Items stored in a collection
☆ ☆ ☆ ☆ ☆

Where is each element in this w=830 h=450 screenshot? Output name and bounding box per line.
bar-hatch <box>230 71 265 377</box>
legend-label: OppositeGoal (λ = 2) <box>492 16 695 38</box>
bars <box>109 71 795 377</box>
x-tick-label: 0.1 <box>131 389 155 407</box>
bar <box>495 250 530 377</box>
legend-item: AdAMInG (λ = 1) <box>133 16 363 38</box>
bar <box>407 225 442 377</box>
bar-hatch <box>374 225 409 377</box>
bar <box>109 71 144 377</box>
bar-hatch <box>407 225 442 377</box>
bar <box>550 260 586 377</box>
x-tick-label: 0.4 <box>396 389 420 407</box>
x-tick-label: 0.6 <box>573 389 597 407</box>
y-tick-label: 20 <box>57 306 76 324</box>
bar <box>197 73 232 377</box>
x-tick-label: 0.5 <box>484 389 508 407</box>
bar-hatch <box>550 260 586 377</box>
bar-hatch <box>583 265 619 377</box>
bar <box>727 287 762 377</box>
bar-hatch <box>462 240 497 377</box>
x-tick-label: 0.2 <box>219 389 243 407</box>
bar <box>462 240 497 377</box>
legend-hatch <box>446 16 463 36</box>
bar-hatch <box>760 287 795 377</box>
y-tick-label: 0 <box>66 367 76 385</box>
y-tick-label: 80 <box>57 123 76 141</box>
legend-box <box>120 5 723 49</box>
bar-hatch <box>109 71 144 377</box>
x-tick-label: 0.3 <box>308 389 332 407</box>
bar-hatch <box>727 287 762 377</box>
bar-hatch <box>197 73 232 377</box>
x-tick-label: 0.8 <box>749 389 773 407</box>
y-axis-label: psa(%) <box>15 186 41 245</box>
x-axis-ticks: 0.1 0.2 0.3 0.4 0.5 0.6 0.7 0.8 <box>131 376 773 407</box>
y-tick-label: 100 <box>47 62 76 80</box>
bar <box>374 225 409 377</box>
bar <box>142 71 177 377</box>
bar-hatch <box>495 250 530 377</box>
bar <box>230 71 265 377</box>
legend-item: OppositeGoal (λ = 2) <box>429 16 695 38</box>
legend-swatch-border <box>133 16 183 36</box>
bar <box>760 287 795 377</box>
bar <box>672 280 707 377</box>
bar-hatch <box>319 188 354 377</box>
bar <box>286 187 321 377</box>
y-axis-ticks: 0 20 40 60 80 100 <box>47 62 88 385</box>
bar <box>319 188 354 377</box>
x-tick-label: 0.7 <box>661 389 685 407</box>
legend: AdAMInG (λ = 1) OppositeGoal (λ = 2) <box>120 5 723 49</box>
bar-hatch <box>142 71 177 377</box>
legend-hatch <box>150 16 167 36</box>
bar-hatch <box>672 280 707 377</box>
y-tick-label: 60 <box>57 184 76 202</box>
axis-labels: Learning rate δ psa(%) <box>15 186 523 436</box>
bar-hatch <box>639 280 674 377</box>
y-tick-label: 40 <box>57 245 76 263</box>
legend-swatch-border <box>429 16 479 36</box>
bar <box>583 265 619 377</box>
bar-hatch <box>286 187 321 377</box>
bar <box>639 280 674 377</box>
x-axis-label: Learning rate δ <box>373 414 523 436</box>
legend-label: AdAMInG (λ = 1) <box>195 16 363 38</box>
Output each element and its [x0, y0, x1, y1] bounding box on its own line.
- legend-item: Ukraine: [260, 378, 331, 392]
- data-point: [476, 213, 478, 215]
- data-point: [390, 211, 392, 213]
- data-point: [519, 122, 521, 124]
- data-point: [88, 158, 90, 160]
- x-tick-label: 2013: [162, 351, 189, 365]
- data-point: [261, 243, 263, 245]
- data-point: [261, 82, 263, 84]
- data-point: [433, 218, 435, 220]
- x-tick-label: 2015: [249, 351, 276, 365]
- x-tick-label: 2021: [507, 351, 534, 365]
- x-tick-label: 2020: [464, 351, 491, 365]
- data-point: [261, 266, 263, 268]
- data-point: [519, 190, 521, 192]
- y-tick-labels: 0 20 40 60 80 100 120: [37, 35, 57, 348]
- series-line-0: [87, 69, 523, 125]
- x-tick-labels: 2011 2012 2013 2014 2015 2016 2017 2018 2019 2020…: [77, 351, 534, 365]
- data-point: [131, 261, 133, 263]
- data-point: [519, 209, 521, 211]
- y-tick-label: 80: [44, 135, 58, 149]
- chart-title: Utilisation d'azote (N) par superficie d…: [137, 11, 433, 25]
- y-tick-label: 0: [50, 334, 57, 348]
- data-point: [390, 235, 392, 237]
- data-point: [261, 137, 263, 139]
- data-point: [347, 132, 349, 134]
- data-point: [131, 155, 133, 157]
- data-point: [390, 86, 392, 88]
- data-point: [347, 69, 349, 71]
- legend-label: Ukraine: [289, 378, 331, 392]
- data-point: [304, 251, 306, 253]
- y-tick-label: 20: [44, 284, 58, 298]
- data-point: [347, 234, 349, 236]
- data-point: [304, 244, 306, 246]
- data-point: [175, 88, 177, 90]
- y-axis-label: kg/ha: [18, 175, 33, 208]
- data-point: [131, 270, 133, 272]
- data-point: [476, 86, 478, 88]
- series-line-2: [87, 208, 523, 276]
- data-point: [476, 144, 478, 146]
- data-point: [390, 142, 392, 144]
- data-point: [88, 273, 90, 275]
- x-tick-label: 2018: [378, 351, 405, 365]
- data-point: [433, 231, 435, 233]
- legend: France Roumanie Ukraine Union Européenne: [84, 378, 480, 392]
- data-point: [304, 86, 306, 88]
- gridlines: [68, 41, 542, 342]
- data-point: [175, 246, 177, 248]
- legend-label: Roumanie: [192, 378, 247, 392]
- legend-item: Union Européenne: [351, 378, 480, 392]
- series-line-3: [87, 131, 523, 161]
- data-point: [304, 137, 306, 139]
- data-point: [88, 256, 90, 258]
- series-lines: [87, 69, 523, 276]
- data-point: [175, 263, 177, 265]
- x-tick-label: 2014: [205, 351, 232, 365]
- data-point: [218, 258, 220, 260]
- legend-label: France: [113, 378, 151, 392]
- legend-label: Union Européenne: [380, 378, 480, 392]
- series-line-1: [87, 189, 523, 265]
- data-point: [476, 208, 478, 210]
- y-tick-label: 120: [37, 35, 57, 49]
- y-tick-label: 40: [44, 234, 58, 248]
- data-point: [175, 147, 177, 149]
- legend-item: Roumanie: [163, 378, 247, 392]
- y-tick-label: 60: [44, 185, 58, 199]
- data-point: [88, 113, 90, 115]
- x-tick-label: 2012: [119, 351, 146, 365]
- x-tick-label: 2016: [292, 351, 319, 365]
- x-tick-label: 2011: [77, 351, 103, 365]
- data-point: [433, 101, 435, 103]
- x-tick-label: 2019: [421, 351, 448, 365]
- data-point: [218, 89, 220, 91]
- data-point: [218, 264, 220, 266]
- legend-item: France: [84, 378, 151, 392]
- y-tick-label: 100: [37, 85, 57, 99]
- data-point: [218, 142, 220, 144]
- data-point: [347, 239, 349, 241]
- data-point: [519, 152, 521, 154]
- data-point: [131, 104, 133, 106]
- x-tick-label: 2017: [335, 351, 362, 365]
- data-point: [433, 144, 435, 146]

☆ ☆ ☆ ☆ ☆

### WHAT TO WORK ON
Render every line of the entries above as a JSON list of strings, one string per line, leaving out blank lines.

### TASK OUTPUT
[
  "Where is each element in this w=830 h=450 screenshot? Output name and bounding box per line.",
  "bar-hatch <box>230 71 265 377</box>",
  "legend-label: OppositeGoal (λ = 2) <box>492 16 695 38</box>",
  "bars <box>109 71 795 377</box>",
  "x-tick-label: 0.1 <box>131 389 155 407</box>",
  "bar <box>495 250 530 377</box>",
  "legend-item: AdAMInG (λ = 1) <box>133 16 363 38</box>",
  "bar <box>407 225 442 377</box>",
  "bar-hatch <box>374 225 409 377</box>",
  "bar <box>109 71 144 377</box>",
  "bar-hatch <box>407 225 442 377</box>",
  "bar <box>550 260 586 377</box>",
  "x-tick-label: 0.4 <box>396 389 420 407</box>",
  "x-tick-label: 0.6 <box>573 389 597 407</box>",
  "y-tick-label: 20 <box>57 306 76 324</box>",
  "bar <box>197 73 232 377</box>",
  "x-tick-label: 0.5 <box>484 389 508 407</box>",
  "bar-hatch <box>550 260 586 377</box>",
  "bar-hatch <box>583 265 619 377</box>",
  "bar <box>727 287 762 377</box>",
  "bar-hatch <box>462 240 497 377</box>",
  "x-tick-label: 0.2 <box>219 389 243 407</box>",
  "bar <box>462 240 497 377</box>",
  "legend-hatch <box>446 16 463 36</box>",
  "bar-hatch <box>760 287 795 377</box>",
  "y-tick-label: 0 <box>66 367 76 385</box>",
  "y-tick-label: 80 <box>57 123 76 141</box>",
  "legend-box <box>120 5 723 49</box>",
  "bar-hatch <box>109 71 144 377</box>",
  "x-tick-label: 0.3 <box>308 389 332 407</box>",
  "bar-hatch <box>727 287 762 377</box>",
  "bar-hatch <box>197 73 232 377</box>",
  "x-tick-label: 0.8 <box>749 389 773 407</box>",
  "y-axis-label: psa(%) <box>15 186 41 245</box>",
  "x-axis-ticks: 0.1 0.2 0.3 0.4 0.5 0.6 0.7 0.8 <box>131 376 773 407</box>",
  "y-tick-label: 100 <box>47 62 76 80</box>",
  "bar <box>374 225 409 377</box>",
  "bar <box>142 71 177 377</box>",
  "bar-hatch <box>495 250 530 377</box>",
  "bar <box>230 71 265 377</box>",
  "legend-item: OppositeGoal (λ = 2) <box>429 16 695 38</box>",
  "legend-swatch-border <box>133 16 183 36</box>",
  "bar <box>760 287 795 377</box>",
  "bar <box>672 280 707 377</box>",
  "bar-hatch <box>319 188 354 377</box>",
  "bar <box>286 187 321 377</box>",
  "y-axis-ticks: 0 20 40 60 80 100 <box>47 62 88 385</box>",
  "bar <box>319 188 354 377</box>",
  "x-tick-label: 0.7 <box>661 389 685 407</box>",
  "legend: AdAMInG (λ = 1) OppositeGoal (λ = 2) <box>120 5 723 49</box>",
  "bar-hatch <box>142 71 177 377</box>",
  "legend-hatch <box>150 16 167 36</box>",
  "bar-hatch <box>672 280 707 377</box>",
  "y-tick-label: 60 <box>57 184 76 202</box>",
  "axis-labels: Learning rate δ psa(%) <box>15 186 523 436</box>",
  "bar-hatch <box>639 280 674 377</box>",
  "y-tick-label: 40 <box>57 245 76 263</box>",
  "legend-swatch-border <box>429 16 479 36</box>",
  "bar <box>583 265 619 377</box>",
  "bar-hatch <box>286 187 321 377</box>",
  "bar <box>639 280 674 377</box>",
  "x-axis-label: Learning rate δ <box>373 414 523 436</box>",
  "legend-label: AdAMInG (λ = 1) <box>195 16 363 38</box>",
  "Output each element and its [x0, y0, x1, y1] bounding box on its own line.",
  "- legend-item: Ukraine: [260, 378, 331, 392]",
  "- data-point: [476, 213, 478, 215]",
  "- data-point: [390, 211, 392, 213]",
  "- data-point: [519, 122, 521, 124]",
  "- data-point: [88, 158, 90, 160]",
  "- x-tick-label: 2013: [162, 351, 189, 365]",
  "- data-point: [261, 243, 263, 245]",
  "- data-point: [261, 82, 263, 84]",
  "- data-point: [433, 218, 435, 220]",
  "- x-tick-label: 2015: [249, 351, 276, 365]",
  "- x-tick-label: 2021: [507, 351, 534, 365]",
  "- x-tick-label: 2020: [464, 351, 491, 365]",
  "- data-point: [261, 266, 263, 268]",
  "- data-point: [519, 190, 521, 192]",
  "- y-tick-labels: 0 20 40 60 80 100 120: [37, 35, 57, 348]",
  "- series-line-0: [87, 69, 523, 125]",
  "- x-tick-labels: 2011 2012 2013 2014 2015 2016 2017 2018 2019 2020…: [77, 351, 534, 365]",
  "- data-point: [131, 261, 133, 263]",
  "- data-point: [519, 209, 521, 211]",
  "- y-tick-label: 80: [44, 135, 58, 149]",
  "- chart-title: Utilisation d'azote (N) par superficie d…: [137, 11, 433, 25]",
  "- y-tick-label: 0: [50, 334, 57, 348]",
  "- data-point: [390, 235, 392, 237]",
  "- data-point: [261, 137, 263, 139]",
  "- data-point: [347, 132, 349, 134]",
  "- data-point: [131, 155, 133, 157]",
  "- data-point: [390, 86, 392, 88]",
  "- data-point: [347, 69, 349, 71]",
  "- legend-label: Ukraine: [289, 378, 331, 392]",
  "- data-point: [304, 251, 306, 253]",
  "- y-tick-label: 20: [44, 284, 58, 298]",
  "- data-point: [347, 234, 349, 236]",
  "- data-point: [304, 244, 306, 246]",
  "- data-point: [175, 88, 177, 90]",
  "- y-axis-label: kg/ha: [18, 175, 33, 208]",
  "- data-point: [131, 270, 133, 272]",
  "- data-point: [476, 86, 478, 88]",
  "- series-line-2: [87, 208, 523, 276]",
  "- data-point: [476, 144, 478, 146]",
  "- data-point: [390, 142, 392, 144]",
  "- data-point: [88, 273, 90, 275]",
  "- x-tick-label: 2018: [378, 351, 405, 365]",
  "- data-point: [433, 231, 435, 233]",
  "- legend: France Roumanie Ukraine Union Européenne: [84, 378, 480, 392]",
  "- data-point: [304, 86, 306, 88]",
  "- gridlines: [68, 41, 542, 342]",
  "- data-point: [175, 246, 177, 248]",
  "- legend-label: Roumanie: [192, 378, 247, 392]",
  "- legend-item: Union Européenne: [351, 378, 480, 392]",
  "- series-line-3: [87, 131, 523, 161]",
  "- data-point: [304, 137, 306, 139]",
  "- data-point: [88, 256, 90, 258]",
  "- series-lines: [87, 69, 523, 276]",
  "- data-point: [175, 263, 177, 265]",
  "- x-tick-label: 2014: [205, 351, 232, 365]",
  "- data-point: [218, 258, 220, 260]",
  "- legend-label: France: [113, 378, 151, 392]",
  "- legend-label: Union Européenne: [380, 378, 480, 392]",
  "- series-line-1: [87, 189, 523, 265]",
  "- data-point: [476, 208, 478, 210]",
  "- y-tick-label: 120: [37, 35, 57, 49]",
  "- y-tick-label: 40: [44, 234, 58, 248]",
  "- data-point: [175, 147, 177, 149]",
  "- legend-item: Roumanie: [163, 378, 247, 392]",
  "- y-tick-label: 60: [44, 185, 58, 199]",
  "- data-point: [88, 113, 90, 115]",
  "- x-tick-label: 2012: [119, 351, 146, 365]",
  "- x-tick-label: 2016: [292, 351, 319, 365]",
  "- x-tick-label: 2011: [77, 351, 103, 365]",
  "- data-point: [433, 101, 435, 103]",
  "- x-tick-label: 2019: [421, 351, 448, 365]",
  "- data-point: [218, 89, 220, 91]",
  "- data-point: [218, 264, 220, 266]",
  "- legend-item: France: [84, 378, 151, 392]",
  "- y-tick-label: 100: [37, 85, 57, 99]",
  "- data-point: [218, 142, 220, 144]",
  "- data-point: [347, 239, 349, 241]",
  "- data-point: [519, 152, 521, 154]",
  "- data-point: [131, 104, 133, 106]",
  "- x-tick-label: 2017: [335, 351, 362, 365]",
  "- data-point: [433, 144, 435, 146]"
]